Extract each line bearing the word "ylabel".

━━ ROWS ━━

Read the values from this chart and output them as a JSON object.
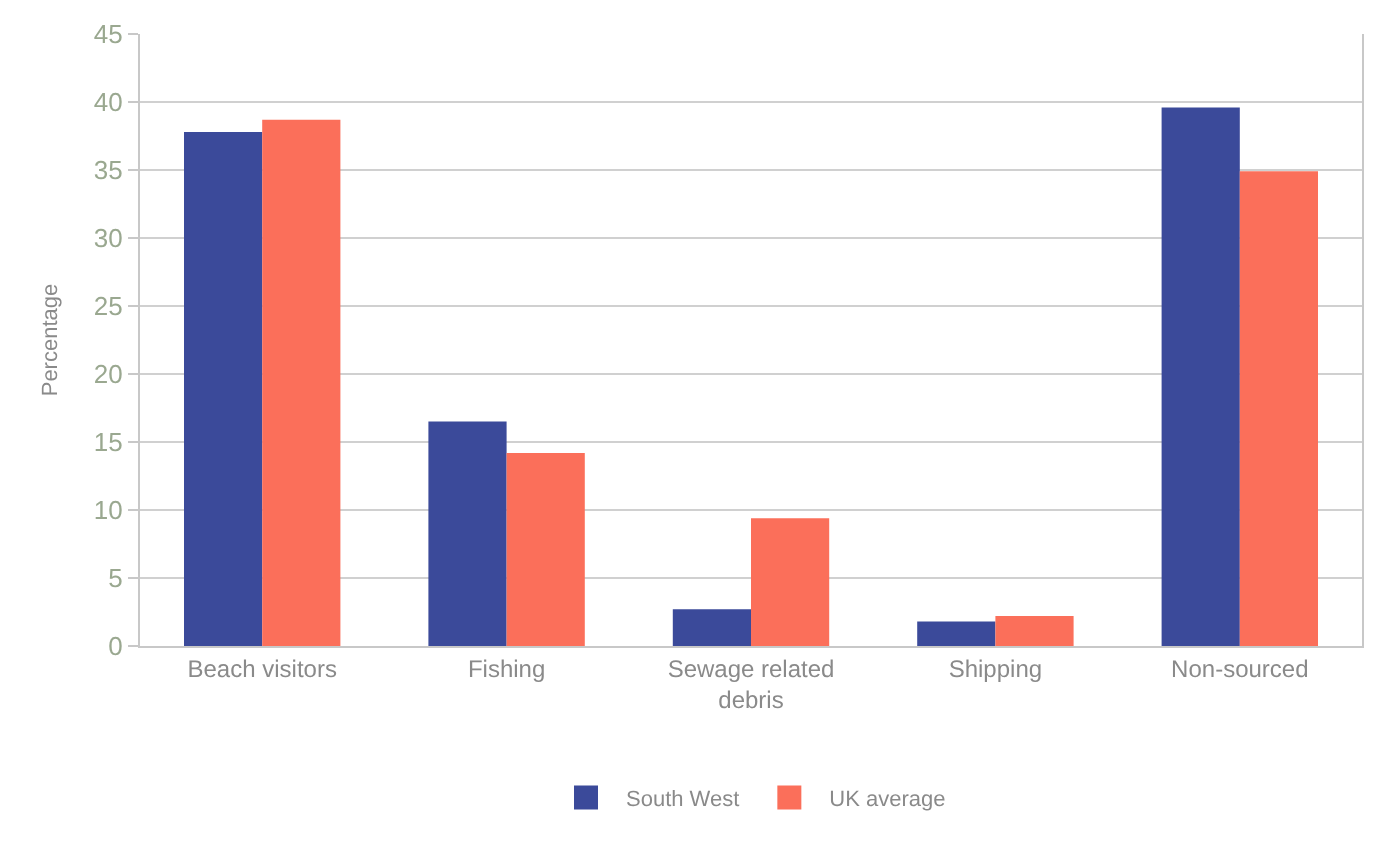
{
  "chart_data": {
    "type": "bar",
    "ylabel": "Percentage",
    "categories": [
      "Beach visitors",
      "Fishing",
      "Sewage related debris",
      "Shipping",
      "Non-sourced"
    ],
    "series": [
      {
        "name": "South West",
        "color": "#3b4a9a",
        "values": [
          37.8,
          16.5,
          2.7,
          1.8,
          39.6
        ]
      },
      {
        "name": "UK average",
        "color": "#fb6f5a",
        "values": [
          38.7,
          14.2,
          9.4,
          2.2,
          34.9
        ]
      }
    ],
    "ylim": [
      0,
      45
    ],
    "yticks": [
      0,
      5,
      10,
      15,
      20,
      25,
      30,
      35,
      40,
      45
    ],
    "grid": "y",
    "legend": "bottom"
  }
}
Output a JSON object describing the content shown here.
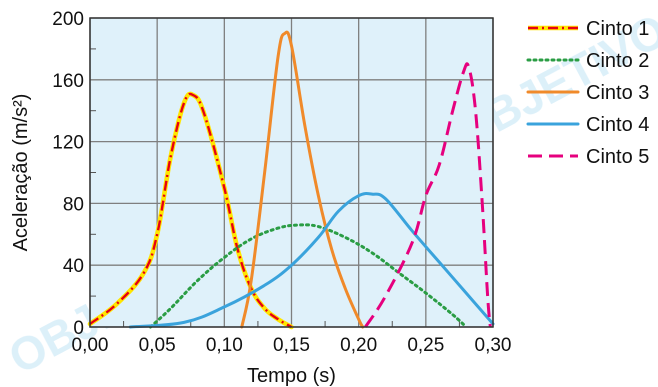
{
  "chart_data": {
    "type": "line",
    "title": "",
    "xlabel": "Tempo (s)",
    "ylabel": "Aceleração (m/s²)",
    "xlim": [
      0,
      0.3
    ],
    "ylim": [
      0,
      200
    ],
    "x_ticks": [
      0,
      0.05,
      0.1,
      0.15,
      0.2,
      0.25,
      0.3
    ],
    "x_tick_labels": [
      "0,00",
      "0,05",
      "0,10",
      "0,15",
      "0,20",
      "0,25",
      "0,30"
    ],
    "y_ticks": [
      0,
      40,
      80,
      120,
      160,
      200
    ],
    "y_tick_labels": [
      "0",
      "40",
      "80",
      "120",
      "160",
      "200"
    ],
    "grid": true,
    "background_color": "#dff1fa",
    "legend_position": "top-right-outside",
    "series": [
      {
        "name": "Cinto 1",
        "color": "#e60012",
        "color2": "#ffe600",
        "style": "dash-dot",
        "points": [
          [
            0,
            2
          ],
          [
            0.02,
            15
          ],
          [
            0.04,
            35
          ],
          [
            0.05,
            60
          ],
          [
            0.06,
            110
          ],
          [
            0.07,
            145
          ],
          [
            0.077,
            150
          ],
          [
            0.085,
            138
          ],
          [
            0.1,
            90
          ],
          [
            0.11,
            50
          ],
          [
            0.12,
            25
          ],
          [
            0.13,
            12
          ],
          [
            0.14,
            5
          ],
          [
            0.15,
            0
          ]
        ]
      },
      {
        "name": "Cinto 2",
        "color": "#2a9d44",
        "style": "dotted",
        "points": [
          [
            0.045,
            0
          ],
          [
            0.06,
            12
          ],
          [
            0.08,
            30
          ],
          [
            0.1,
            45
          ],
          [
            0.12,
            57
          ],
          [
            0.14,
            64
          ],
          [
            0.155,
            66
          ],
          [
            0.17,
            65
          ],
          [
            0.19,
            58
          ],
          [
            0.21,
            48
          ],
          [
            0.23,
            35
          ],
          [
            0.25,
            22
          ],
          [
            0.27,
            8
          ],
          [
            0.28,
            0
          ]
        ]
      },
      {
        "name": "Cinto 3",
        "color": "#f08a2a",
        "style": "solid",
        "points": [
          [
            0.113,
            0
          ],
          [
            0.12,
            30
          ],
          [
            0.13,
            100
          ],
          [
            0.14,
            175
          ],
          [
            0.145,
            190
          ],
          [
            0.15,
            182
          ],
          [
            0.16,
            130
          ],
          [
            0.17,
            85
          ],
          [
            0.18,
            50
          ],
          [
            0.19,
            25
          ],
          [
            0.2,
            5
          ],
          [
            0.203,
            0
          ]
        ]
      },
      {
        "name": "Cinto 4",
        "color": "#3aa3dc",
        "style": "solid",
        "points": [
          [
            0.03,
            0
          ],
          [
            0.07,
            3
          ],
          [
            0.1,
            13
          ],
          [
            0.13,
            27
          ],
          [
            0.15,
            40
          ],
          [
            0.17,
            58
          ],
          [
            0.185,
            75
          ],
          [
            0.2,
            85
          ],
          [
            0.21,
            86
          ],
          [
            0.22,
            83
          ],
          [
            0.24,
            62
          ],
          [
            0.26,
            42
          ],
          [
            0.28,
            22
          ],
          [
            0.3,
            2
          ]
        ]
      },
      {
        "name": "Cinto 5",
        "color": "#e6007e",
        "style": "dashed",
        "points": [
          [
            0.205,
            0
          ],
          [
            0.22,
            20
          ],
          [
            0.24,
            55
          ],
          [
            0.25,
            85
          ],
          [
            0.26,
            105
          ],
          [
            0.27,
            140
          ],
          [
            0.278,
            165
          ],
          [
            0.282,
            168
          ],
          [
            0.287,
            140
          ],
          [
            0.292,
            80
          ],
          [
            0.296,
            20
          ],
          [
            0.298,
            0
          ]
        ]
      }
    ]
  },
  "watermark": "OBJETIVO"
}
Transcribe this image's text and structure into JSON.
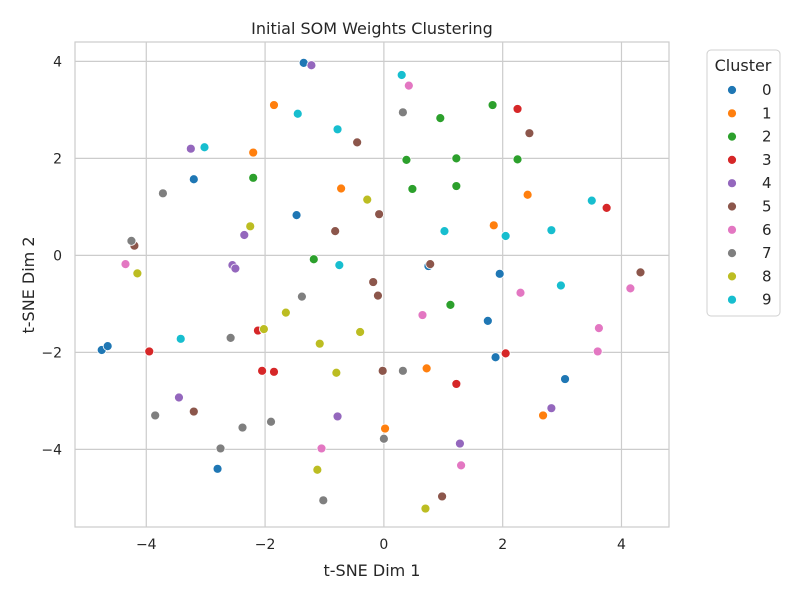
{
  "chart_data": {
    "type": "scatter",
    "title": "Initial SOM Weights Clustering",
    "xlabel": "t-SNE Dim 1",
    "ylabel": "t-SNE Dim 2",
    "xlim": [
      -5.2,
      4.8
    ],
    "ylim": [
      -5.6,
      4.4
    ],
    "xticks": [
      -4,
      -2,
      0,
      2,
      4
    ],
    "yticks": [
      -4,
      -2,
      0,
      2,
      4
    ],
    "tick_labels": {
      "x": [
        "−4",
        "−2",
        "0",
        "2",
        "4"
      ],
      "y": [
        "−4",
        "−2",
        "0",
        "2",
        "4"
      ]
    },
    "grid": true,
    "legend": {
      "title": "Cluster",
      "placement": "outside-right-top"
    },
    "series": [
      {
        "name": "0",
        "color": "#1f77b4",
        "points": [
          [
            -1.35,
            3.97
          ],
          [
            -3.2,
            1.57
          ],
          [
            -1.47,
            0.83
          ],
          [
            -4.75,
            -1.95
          ],
          [
            -4.65,
            -1.87
          ],
          [
            -2.8,
            -4.4
          ],
          [
            0.75,
            -0.22
          ],
          [
            1.95,
            -0.38
          ],
          [
            1.75,
            -1.35
          ],
          [
            1.88,
            -2.1
          ],
          [
            3.05,
            -2.55
          ]
        ]
      },
      {
        "name": "1",
        "color": "#ff7f0e",
        "points": [
          [
            -1.85,
            3.1
          ],
          [
            -2.2,
            2.12
          ],
          [
            -0.72,
            1.38
          ],
          [
            1.85,
            0.62
          ],
          [
            2.42,
            1.25
          ],
          [
            0.72,
            -2.33
          ],
          [
            0.02,
            -3.57
          ],
          [
            2.68,
            -3.3
          ]
        ]
      },
      {
        "name": "2",
        "color": "#2ca02c",
        "points": [
          [
            0.95,
            2.83
          ],
          [
            1.83,
            3.1
          ],
          [
            0.38,
            1.97
          ],
          [
            1.22,
            2.0
          ],
          [
            2.25,
            1.98
          ],
          [
            0.48,
            1.37
          ],
          [
            1.22,
            1.43
          ],
          [
            -2.2,
            1.6
          ],
          [
            -1.18,
            -0.08
          ],
          [
            1.12,
            -1.02
          ]
        ]
      },
      {
        "name": "3",
        "color": "#d62728",
        "points": [
          [
            2.25,
            3.02
          ],
          [
            3.75,
            0.98
          ],
          [
            -2.12,
            -1.55
          ],
          [
            -3.95,
            -1.98
          ],
          [
            -2.05,
            -2.38
          ],
          [
            -1.85,
            -2.4
          ],
          [
            1.22,
            -2.65
          ],
          [
            2.05,
            -2.02
          ]
        ]
      },
      {
        "name": "4",
        "color": "#9467bd",
        "points": [
          [
            -1.22,
            3.92
          ],
          [
            -3.25,
            2.2
          ],
          [
            -2.35,
            0.42
          ],
          [
            -2.55,
            -0.2
          ],
          [
            -2.5,
            -0.27
          ],
          [
            -3.45,
            -2.93
          ],
          [
            -0.78,
            -3.32
          ],
          [
            1.28,
            -3.88
          ],
          [
            2.82,
            -3.15
          ]
        ]
      },
      {
        "name": "5",
        "color": "#8c564b",
        "points": [
          [
            2.45,
            2.52
          ],
          [
            -0.45,
            2.33
          ],
          [
            -0.08,
            0.85
          ],
          [
            -0.82,
            0.5
          ],
          [
            -4.2,
            0.2
          ],
          [
            0.78,
            -0.18
          ],
          [
            -0.18,
            -0.55
          ],
          [
            -0.1,
            -0.83
          ],
          [
            4.32,
            -0.35
          ],
          [
            -0.02,
            -2.38
          ],
          [
            -3.2,
            -3.22
          ],
          [
            0.98,
            -4.97
          ]
        ]
      },
      {
        "name": "6",
        "color": "#e377c2",
        "points": [
          [
            0.42,
            3.5
          ],
          [
            -4.35,
            -0.18
          ],
          [
            2.3,
            -0.77
          ],
          [
            4.15,
            -0.68
          ],
          [
            0.65,
            -1.23
          ],
          [
            3.62,
            -1.5
          ],
          [
            3.6,
            -1.98
          ],
          [
            -1.05,
            -3.98
          ],
          [
            1.3,
            -4.33
          ]
        ]
      },
      {
        "name": "7",
        "color": "#7f7f7f",
        "points": [
          [
            0.32,
            2.95
          ],
          [
            -3.72,
            1.28
          ],
          [
            -4.25,
            0.3
          ],
          [
            -1.38,
            -0.85
          ],
          [
            -2.58,
            -1.7
          ],
          [
            0.32,
            -2.38
          ],
          [
            -3.85,
            -3.3
          ],
          [
            -2.38,
            -3.55
          ],
          [
            -1.9,
            -3.43
          ],
          [
            -2.75,
            -3.98
          ],
          [
            0.0,
            -3.78
          ],
          [
            -1.02,
            -5.05
          ]
        ]
      },
      {
        "name": "8",
        "color": "#bcbd22",
        "points": [
          [
            -0.28,
            1.15
          ],
          [
            -2.25,
            0.6
          ],
          [
            -4.15,
            -0.37
          ],
          [
            -1.65,
            -1.18
          ],
          [
            -2.02,
            -1.52
          ],
          [
            -0.4,
            -1.58
          ],
          [
            -1.08,
            -1.82
          ],
          [
            -0.8,
            -2.42
          ],
          [
            -1.12,
            -4.42
          ],
          [
            0.7,
            -5.22
          ]
        ]
      },
      {
        "name": "9",
        "color": "#17becf",
        "points": [
          [
            0.3,
            3.72
          ],
          [
            -1.45,
            2.92
          ],
          [
            -0.78,
            2.6
          ],
          [
            -3.02,
            2.23
          ],
          [
            3.5,
            1.13
          ],
          [
            1.02,
            0.5
          ],
          [
            2.05,
            0.4
          ],
          [
            2.82,
            0.52
          ],
          [
            -0.75,
            -0.2
          ],
          [
            2.98,
            -0.62
          ],
          [
            -3.42,
            -1.72
          ]
        ]
      }
    ]
  }
}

━━━

* THE RESPONSE:
    "ylabel": "Percentage",
    "ylabel": "Aceleração (m/s²)",
    "ylabel": "t-SNE Dim 2",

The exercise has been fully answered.